(Figure dataset records)
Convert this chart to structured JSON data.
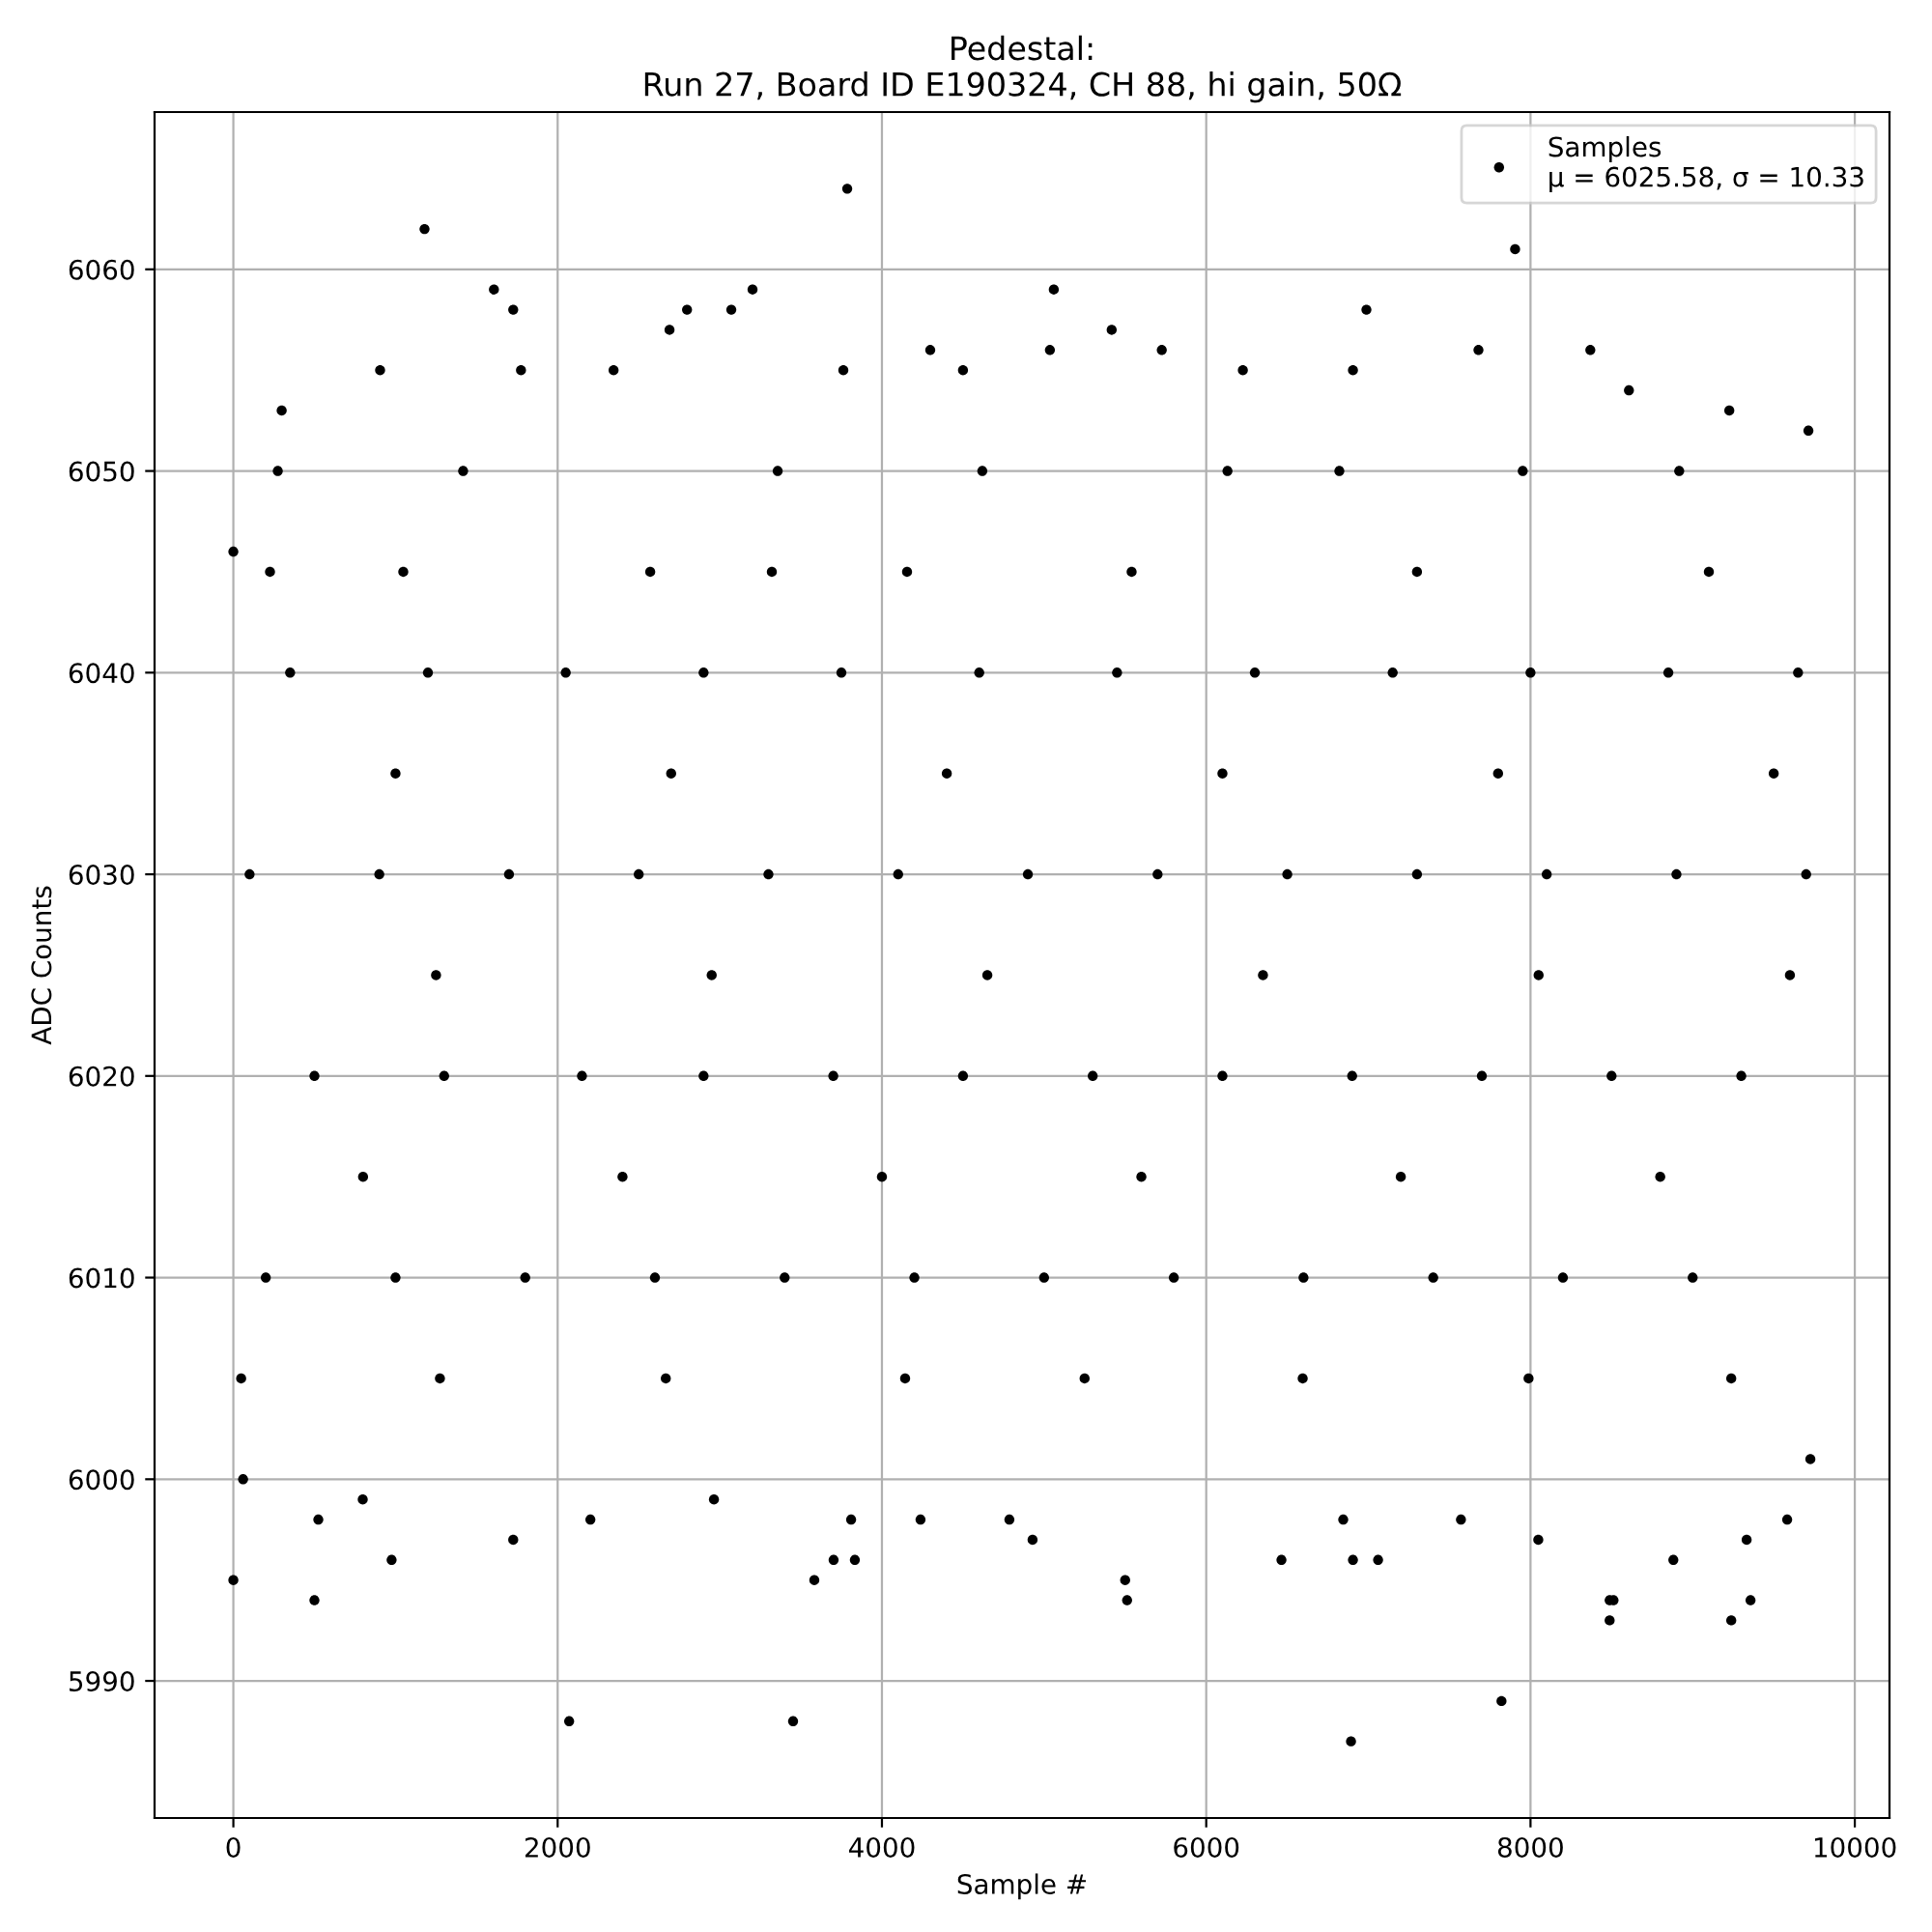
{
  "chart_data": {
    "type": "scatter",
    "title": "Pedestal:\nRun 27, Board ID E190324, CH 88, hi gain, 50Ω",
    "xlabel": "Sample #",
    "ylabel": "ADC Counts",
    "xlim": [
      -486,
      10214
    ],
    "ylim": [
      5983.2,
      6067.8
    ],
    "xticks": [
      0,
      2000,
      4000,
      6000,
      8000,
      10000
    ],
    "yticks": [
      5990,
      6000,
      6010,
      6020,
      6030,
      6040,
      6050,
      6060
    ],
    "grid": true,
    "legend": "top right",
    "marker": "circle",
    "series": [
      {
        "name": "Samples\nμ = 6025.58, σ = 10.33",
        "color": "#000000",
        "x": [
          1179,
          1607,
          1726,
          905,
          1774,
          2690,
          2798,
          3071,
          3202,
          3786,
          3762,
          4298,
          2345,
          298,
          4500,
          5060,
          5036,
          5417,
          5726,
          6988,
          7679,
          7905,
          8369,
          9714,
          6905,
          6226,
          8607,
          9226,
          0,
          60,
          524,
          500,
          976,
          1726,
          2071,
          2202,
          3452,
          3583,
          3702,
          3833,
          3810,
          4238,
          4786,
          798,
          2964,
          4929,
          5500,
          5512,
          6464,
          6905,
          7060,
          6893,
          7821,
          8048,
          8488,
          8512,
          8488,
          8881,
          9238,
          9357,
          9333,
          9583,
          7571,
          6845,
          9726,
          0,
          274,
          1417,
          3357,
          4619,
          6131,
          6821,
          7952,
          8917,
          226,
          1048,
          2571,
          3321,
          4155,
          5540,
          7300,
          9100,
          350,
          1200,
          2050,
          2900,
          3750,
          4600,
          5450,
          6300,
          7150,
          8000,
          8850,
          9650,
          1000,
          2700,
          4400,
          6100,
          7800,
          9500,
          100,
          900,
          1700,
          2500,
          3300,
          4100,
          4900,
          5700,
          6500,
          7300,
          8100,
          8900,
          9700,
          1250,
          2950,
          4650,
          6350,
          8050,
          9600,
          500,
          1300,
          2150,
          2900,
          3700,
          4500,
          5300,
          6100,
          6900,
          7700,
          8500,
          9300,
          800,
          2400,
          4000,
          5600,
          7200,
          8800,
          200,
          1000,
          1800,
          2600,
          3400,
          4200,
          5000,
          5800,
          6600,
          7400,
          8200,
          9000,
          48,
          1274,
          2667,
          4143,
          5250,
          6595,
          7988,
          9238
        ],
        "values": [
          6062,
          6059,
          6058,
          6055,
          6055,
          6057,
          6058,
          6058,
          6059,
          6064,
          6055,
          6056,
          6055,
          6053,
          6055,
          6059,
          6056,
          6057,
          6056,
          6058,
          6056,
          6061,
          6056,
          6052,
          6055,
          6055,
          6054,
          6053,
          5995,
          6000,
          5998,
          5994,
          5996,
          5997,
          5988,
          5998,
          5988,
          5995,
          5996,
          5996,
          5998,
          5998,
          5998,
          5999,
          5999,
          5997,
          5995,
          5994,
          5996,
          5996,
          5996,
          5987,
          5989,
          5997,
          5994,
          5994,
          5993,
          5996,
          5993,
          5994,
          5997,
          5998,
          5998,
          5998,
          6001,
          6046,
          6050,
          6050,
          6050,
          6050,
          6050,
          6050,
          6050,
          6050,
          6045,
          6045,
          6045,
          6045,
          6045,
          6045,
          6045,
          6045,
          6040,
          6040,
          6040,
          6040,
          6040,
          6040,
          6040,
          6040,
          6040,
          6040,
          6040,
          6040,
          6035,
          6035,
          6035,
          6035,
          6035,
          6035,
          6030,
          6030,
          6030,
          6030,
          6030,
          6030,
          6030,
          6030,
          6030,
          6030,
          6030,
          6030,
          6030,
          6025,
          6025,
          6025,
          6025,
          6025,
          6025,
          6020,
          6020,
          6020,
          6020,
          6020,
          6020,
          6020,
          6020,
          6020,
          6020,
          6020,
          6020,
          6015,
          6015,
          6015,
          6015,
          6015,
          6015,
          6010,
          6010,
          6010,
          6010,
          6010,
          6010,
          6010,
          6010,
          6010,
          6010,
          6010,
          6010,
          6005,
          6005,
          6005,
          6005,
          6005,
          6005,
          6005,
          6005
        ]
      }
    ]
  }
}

## Directions
Go through the entries above and print each one exactly, minus the pictures.

## Response to the exercise
Convert this chart to structured JSON data.
{
  "chart_data": {
    "type": "scatter",
    "title": "Pedestal:\nRun 27, Board ID E190324, CH 88, hi gain, 50Ω",
    "xlabel": "Sample #",
    "ylabel": "ADC Counts",
    "xlim": [
      -486,
      10214
    ],
    "ylim": [
      5983.2,
      6067.8
    ],
    "xticks": [
      0,
      2000,
      4000,
      6000,
      8000,
      10000
    ],
    "yticks": [
      5990,
      6000,
      6010,
      6020,
      6030,
      6040,
      6050,
      6060
    ],
    "grid": true,
    "legend": "top right",
    "marker": "circle",
    "series": [
      {
        "name": "Samples\nμ = 6025.58, σ = 10.33",
        "color": "#000000",
        "x": [
          1179,
          1607,
          1726,
          905,
          1774,
          2690,
          2798,
          3071,
          3202,
          3786,
          3762,
          4298,
          2345,
          298,
          4500,
          5060,
          5036,
          5417,
          5726,
          6988,
          7679,
          7905,
          8369,
          9714,
          6905,
          6226,
          8607,
          9226,
          0,
          60,
          524,
          500,
          976,
          1726,
          2071,
          2202,
          3452,
          3583,
          3702,
          3833,
          3810,
          4238,
          4786,
          798,
          2964,
          4929,
          5500,
          5512,
          6464,
          6905,
          7060,
          6893,
          7821,
          8048,
          8488,
          8512,
          8488,
          8881,
          9238,
          9357,
          9333,
          9583,
          7571,
          6845,
          9726,
          0,
          274,
          1417,
          3357,
          4619,
          6131,
          6821,
          7952,
          8917,
          226,
          1048,
          2571,
          3321,
          4155,
          5540,
          7300,
          9100,
          350,
          1200,
          2050,
          2900,
          3750,
          4600,
          5450,
          6300,
          7150,
          8000,
          8850,
          9650,
          1000,
          2700,
          4400,
          6100,
          7800,
          9500,
          100,
          900,
          1700,
          2500,
          3300,
          4100,
          4900,
          5700,
          6500,
          7300,
          8100,
          8900,
          9700,
          1250,
          2950,
          4650,
          6350,
          8050,
          9600,
          500,
          1300,
          2150,
          2900,
          3700,
          4500,
          5300,
          6100,
          6900,
          7700,
          8500,
          9300,
          800,
          2400,
          4000,
          5600,
          7200,
          8800,
          200,
          1000,
          1800,
          2600,
          3400,
          4200,
          5000,
          5800,
          6600,
          7400,
          8200,
          9000,
          48,
          1274,
          2667,
          4143,
          5250,
          6595,
          7988,
          9238
        ],
        "values": [
          6062,
          6059,
          6058,
          6055,
          6055,
          6057,
          6058,
          6058,
          6059,
          6064,
          6055,
          6056,
          6055,
          6053,
          6055,
          6059,
          6056,
          6057,
          6056,
          6058,
          6056,
          6061,
          6056,
          6052,
          6055,
          6055,
          6054,
          6053,
          5995,
          6000,
          5998,
          5994,
          5996,
          5997,
          5988,
          5998,
          5988,
          5995,
          5996,
          5996,
          5998,
          5998,
          5998,
          5999,
          5999,
          5997,
          5995,
          5994,
          5996,
          5996,
          5996,
          5987,
          5989,
          5997,
          5994,
          5994,
          5993,
          5996,
          5993,
          5994,
          5997,
          5998,
          5998,
          5998,
          6001,
          6046,
          6050,
          6050,
          6050,
          6050,
          6050,
          6050,
          6050,
          6050,
          6045,
          6045,
          6045,
          6045,
          6045,
          6045,
          6045,
          6045,
          6040,
          6040,
          6040,
          6040,
          6040,
          6040,
          6040,
          6040,
          6040,
          6040,
          6040,
          6040,
          6035,
          6035,
          6035,
          6035,
          6035,
          6035,
          6030,
          6030,
          6030,
          6030,
          6030,
          6030,
          6030,
          6030,
          6030,
          6030,
          6030,
          6030,
          6030,
          6025,
          6025,
          6025,
          6025,
          6025,
          6025,
          6020,
          6020,
          6020,
          6020,
          6020,
          6020,
          6020,
          6020,
          6020,
          6020,
          6020,
          6020,
          6015,
          6015,
          6015,
          6015,
          6015,
          6015,
          6010,
          6010,
          6010,
          6010,
          6010,
          6010,
          6010,
          6010,
          6010,
          6010,
          6010,
          6010,
          6005,
          6005,
          6005,
          6005,
          6005,
          6005,
          6005,
          6005
        ]
      }
    ]
  }
}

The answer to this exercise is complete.